Exercise goal:
Reproduce the records verbatim from their first line through the line that contains "407, 782, 418]", including both of those lines.

Working data:
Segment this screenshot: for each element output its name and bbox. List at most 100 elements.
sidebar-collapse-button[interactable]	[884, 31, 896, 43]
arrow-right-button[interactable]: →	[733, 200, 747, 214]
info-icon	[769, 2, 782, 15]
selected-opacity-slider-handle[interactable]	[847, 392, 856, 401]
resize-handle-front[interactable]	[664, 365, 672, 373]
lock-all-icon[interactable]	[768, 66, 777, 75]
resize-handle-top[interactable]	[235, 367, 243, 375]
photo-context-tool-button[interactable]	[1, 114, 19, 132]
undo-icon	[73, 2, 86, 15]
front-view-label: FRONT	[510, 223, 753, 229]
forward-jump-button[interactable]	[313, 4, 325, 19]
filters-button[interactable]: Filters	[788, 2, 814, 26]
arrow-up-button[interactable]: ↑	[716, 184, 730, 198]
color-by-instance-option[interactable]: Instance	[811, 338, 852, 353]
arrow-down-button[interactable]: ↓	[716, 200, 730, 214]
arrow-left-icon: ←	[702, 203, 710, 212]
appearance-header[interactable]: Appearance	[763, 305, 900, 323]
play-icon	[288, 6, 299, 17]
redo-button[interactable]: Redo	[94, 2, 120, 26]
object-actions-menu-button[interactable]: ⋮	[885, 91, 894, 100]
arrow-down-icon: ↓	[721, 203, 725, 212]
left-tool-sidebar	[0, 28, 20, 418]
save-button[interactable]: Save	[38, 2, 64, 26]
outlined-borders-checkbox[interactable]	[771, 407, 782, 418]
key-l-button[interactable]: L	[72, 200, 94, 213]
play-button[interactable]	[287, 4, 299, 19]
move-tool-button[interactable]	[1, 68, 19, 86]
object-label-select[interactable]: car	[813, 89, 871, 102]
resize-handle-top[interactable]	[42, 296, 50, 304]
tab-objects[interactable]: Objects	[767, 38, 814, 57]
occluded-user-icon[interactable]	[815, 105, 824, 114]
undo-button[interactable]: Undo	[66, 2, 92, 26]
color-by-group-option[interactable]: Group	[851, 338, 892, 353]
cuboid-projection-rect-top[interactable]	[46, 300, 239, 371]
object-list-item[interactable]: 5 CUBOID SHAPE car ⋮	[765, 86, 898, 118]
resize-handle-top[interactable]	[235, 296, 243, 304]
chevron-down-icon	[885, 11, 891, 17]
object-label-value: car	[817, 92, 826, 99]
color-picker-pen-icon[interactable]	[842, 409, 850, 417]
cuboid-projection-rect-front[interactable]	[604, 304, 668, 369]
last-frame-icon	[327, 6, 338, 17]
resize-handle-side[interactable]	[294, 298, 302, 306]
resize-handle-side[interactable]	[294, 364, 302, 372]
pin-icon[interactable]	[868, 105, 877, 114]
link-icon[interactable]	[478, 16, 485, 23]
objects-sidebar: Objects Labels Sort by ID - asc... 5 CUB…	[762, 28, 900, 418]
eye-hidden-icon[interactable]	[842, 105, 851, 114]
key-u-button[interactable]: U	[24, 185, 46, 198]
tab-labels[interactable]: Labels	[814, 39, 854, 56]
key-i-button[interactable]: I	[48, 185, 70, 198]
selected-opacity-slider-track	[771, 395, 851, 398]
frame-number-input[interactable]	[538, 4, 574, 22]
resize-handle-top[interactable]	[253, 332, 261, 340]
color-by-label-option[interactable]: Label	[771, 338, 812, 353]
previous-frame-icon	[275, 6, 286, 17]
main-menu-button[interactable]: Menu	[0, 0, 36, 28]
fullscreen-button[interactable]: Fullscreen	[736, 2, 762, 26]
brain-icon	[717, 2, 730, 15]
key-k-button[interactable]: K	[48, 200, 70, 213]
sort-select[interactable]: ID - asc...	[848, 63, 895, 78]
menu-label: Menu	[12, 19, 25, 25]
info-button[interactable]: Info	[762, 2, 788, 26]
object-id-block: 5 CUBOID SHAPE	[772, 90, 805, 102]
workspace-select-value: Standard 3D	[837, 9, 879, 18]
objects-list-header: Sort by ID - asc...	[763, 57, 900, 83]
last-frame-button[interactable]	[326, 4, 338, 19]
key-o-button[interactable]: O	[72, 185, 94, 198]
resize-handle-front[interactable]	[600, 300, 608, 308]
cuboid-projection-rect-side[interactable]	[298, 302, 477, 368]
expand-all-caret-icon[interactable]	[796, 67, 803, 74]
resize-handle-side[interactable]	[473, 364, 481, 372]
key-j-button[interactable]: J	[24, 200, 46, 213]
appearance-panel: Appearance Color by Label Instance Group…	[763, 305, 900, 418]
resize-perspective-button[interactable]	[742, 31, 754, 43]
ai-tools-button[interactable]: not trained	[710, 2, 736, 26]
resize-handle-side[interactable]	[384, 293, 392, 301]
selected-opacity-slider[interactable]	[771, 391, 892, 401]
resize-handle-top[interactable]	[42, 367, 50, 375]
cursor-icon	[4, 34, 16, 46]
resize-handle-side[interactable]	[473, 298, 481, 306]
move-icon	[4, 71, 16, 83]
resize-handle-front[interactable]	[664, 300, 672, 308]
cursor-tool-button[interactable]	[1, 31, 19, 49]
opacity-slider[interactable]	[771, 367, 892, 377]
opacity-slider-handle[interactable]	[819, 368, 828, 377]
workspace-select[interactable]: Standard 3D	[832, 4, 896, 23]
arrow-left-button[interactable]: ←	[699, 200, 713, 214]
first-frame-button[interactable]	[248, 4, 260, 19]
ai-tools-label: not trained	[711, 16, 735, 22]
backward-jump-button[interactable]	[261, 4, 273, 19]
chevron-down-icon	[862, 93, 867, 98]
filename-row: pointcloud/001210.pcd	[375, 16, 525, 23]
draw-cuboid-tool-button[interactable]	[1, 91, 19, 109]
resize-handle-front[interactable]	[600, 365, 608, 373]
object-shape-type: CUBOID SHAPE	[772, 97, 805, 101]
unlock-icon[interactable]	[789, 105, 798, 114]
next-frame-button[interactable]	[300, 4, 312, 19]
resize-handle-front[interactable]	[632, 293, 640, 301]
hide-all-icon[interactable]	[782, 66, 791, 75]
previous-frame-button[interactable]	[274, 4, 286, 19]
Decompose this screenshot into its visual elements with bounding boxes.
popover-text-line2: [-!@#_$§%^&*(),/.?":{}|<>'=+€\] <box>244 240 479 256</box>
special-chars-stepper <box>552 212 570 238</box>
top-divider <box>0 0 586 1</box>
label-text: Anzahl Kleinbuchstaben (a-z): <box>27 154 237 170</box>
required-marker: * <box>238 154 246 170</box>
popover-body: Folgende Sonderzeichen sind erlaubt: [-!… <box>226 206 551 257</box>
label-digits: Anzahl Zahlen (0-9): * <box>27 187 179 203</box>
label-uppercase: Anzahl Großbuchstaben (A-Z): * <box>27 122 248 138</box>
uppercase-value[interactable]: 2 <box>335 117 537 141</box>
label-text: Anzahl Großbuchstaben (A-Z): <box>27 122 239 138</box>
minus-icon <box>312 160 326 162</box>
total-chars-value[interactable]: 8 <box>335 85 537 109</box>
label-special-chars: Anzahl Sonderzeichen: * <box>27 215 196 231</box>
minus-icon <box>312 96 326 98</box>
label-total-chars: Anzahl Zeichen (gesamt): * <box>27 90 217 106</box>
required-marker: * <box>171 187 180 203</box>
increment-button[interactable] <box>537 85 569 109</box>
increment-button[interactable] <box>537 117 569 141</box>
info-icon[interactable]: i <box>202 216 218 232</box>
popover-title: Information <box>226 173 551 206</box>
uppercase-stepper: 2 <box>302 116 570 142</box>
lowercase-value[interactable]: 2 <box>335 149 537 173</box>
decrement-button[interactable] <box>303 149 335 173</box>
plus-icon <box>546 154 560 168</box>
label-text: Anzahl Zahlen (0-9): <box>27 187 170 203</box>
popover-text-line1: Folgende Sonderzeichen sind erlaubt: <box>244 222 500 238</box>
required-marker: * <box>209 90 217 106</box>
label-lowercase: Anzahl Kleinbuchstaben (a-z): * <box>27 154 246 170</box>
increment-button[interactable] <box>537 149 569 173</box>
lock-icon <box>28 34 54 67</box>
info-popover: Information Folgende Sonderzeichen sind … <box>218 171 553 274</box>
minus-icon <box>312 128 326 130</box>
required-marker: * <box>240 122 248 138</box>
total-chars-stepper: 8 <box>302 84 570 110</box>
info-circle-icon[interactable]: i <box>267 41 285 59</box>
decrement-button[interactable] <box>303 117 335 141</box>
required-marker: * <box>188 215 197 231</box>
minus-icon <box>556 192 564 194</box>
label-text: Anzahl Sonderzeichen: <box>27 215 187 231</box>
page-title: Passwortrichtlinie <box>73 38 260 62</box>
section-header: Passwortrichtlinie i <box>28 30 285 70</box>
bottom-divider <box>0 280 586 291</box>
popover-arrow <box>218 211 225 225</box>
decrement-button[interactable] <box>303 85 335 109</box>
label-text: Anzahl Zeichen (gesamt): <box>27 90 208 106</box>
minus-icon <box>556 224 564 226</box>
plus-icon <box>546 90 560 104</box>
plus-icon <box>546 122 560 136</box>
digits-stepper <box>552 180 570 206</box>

Solution for this exercise:
Segment this screenshot: for each element output its name and bbox. List at most 100 elements.
sidebar-collapse-button[interactable]	[884, 31, 896, 43]
arrow-right-button[interactable]: →	[733, 200, 747, 214]
info-icon	[769, 2, 782, 15]
selected-opacity-slider-handle[interactable]	[847, 392, 856, 401]
resize-handle-front[interactable]	[664, 365, 672, 373]
lock-all-icon[interactable]	[768, 66, 777, 75]
resize-handle-top[interactable]	[235, 367, 243, 375]
photo-context-tool-button[interactable]	[1, 114, 19, 132]
undo-icon	[73, 2, 86, 15]
front-view-label: FRONT	[510, 223, 753, 229]
forward-jump-button[interactable]	[313, 4, 325, 19]
filters-button[interactable]: Filters	[788, 2, 814, 26]
arrow-up-button[interactable]: ↑	[716, 184, 730, 198]
color-by-instance-option[interactable]: Instance	[811, 338, 852, 353]
arrow-down-button[interactable]: ↓	[716, 200, 730, 214]
arrow-left-icon: ←	[702, 203, 710, 212]
appearance-header[interactable]: Appearance	[763, 305, 900, 323]
play-icon	[288, 6, 299, 17]
redo-button[interactable]: Redo	[94, 2, 120, 26]
object-actions-menu-button[interactable]: ⋮	[885, 91, 894, 100]
arrow-down-icon: ↓	[721, 203, 725, 212]
left-tool-sidebar	[0, 28, 20, 418]
save-button[interactable]: Save	[38, 2, 64, 26]
outlined-borders-checkbox[interactable]	[771, 407, 782, 418]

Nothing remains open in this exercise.